- **REQUIREMENTS**
Make an exact copy of each entry, leaving out every picture.
## start
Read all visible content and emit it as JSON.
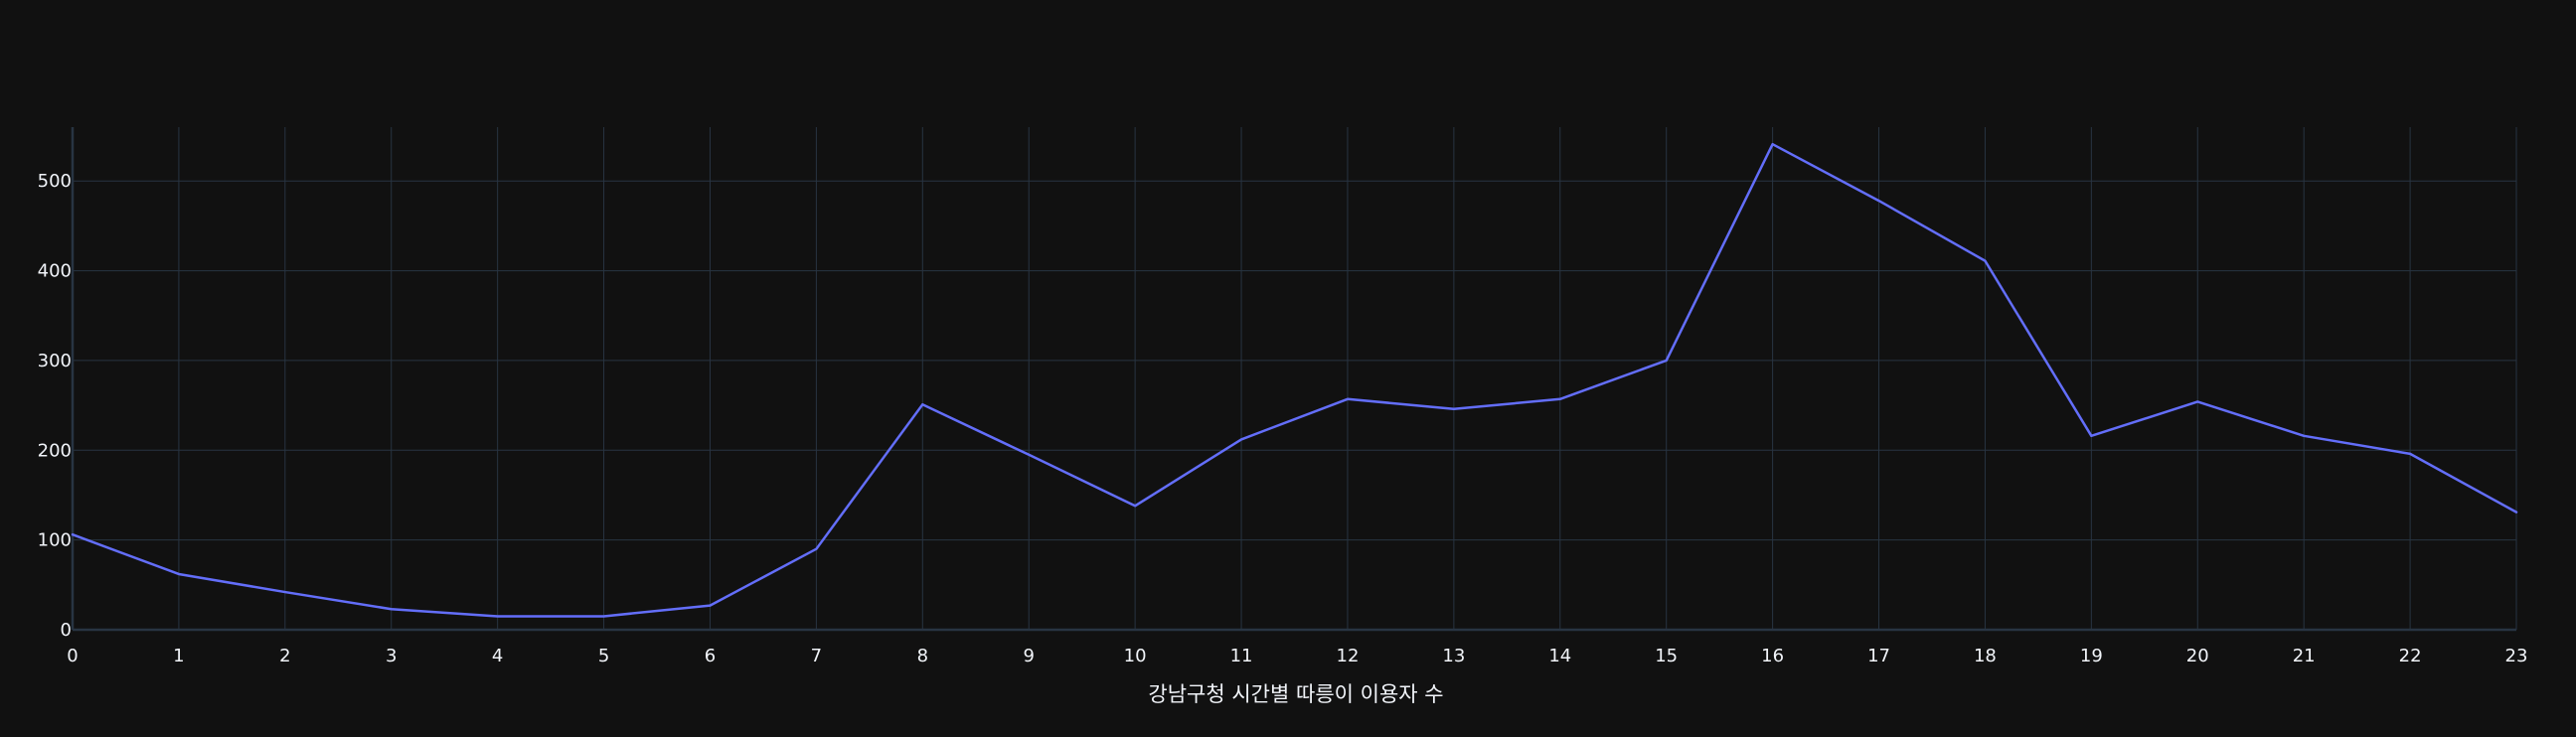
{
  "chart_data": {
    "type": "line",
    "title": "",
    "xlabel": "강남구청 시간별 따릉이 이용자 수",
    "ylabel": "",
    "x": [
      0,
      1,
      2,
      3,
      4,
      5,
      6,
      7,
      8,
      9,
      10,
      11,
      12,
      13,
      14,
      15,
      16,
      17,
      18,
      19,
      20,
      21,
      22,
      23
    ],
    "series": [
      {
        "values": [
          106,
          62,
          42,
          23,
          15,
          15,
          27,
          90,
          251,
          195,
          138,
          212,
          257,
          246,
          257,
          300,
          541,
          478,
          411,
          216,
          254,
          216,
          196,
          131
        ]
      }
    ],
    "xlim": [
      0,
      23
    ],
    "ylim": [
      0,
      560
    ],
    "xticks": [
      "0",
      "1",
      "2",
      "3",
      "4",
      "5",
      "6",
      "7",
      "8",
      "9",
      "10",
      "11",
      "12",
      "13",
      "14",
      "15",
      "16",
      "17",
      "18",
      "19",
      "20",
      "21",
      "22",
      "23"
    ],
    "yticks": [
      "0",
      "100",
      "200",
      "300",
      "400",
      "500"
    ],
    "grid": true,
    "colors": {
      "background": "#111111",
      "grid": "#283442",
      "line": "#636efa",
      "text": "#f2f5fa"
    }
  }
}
## end
- **RESULT BELOW**
Read all visible content and emit it as JSON.
{
  "chart_data": {
    "type": "line",
    "title": "",
    "xlabel": "강남구청 시간별 따릉이 이용자 수",
    "ylabel": "",
    "x": [
      0,
      1,
      2,
      3,
      4,
      5,
      6,
      7,
      8,
      9,
      10,
      11,
      12,
      13,
      14,
      15,
      16,
      17,
      18,
      19,
      20,
      21,
      22,
      23
    ],
    "series": [
      {
        "values": [
          106,
          62,
          42,
          23,
          15,
          15,
          27,
          90,
          251,
          195,
          138,
          212,
          257,
          246,
          257,
          300,
          541,
          478,
          411,
          216,
          254,
          216,
          196,
          131
        ]
      }
    ],
    "xlim": [
      0,
      23
    ],
    "ylim": [
      0,
      560
    ],
    "xticks": [
      "0",
      "1",
      "2",
      "3",
      "4",
      "5",
      "6",
      "7",
      "8",
      "9",
      "10",
      "11",
      "12",
      "13",
      "14",
      "15",
      "16",
      "17",
      "18",
      "19",
      "20",
      "21",
      "22",
      "23"
    ],
    "yticks": [
      "0",
      "100",
      "200",
      "300",
      "400",
      "500"
    ],
    "grid": true,
    "colors": {
      "background": "#111111",
      "grid": "#283442",
      "line": "#636efa",
      "text": "#f2f5fa"
    }
  }
}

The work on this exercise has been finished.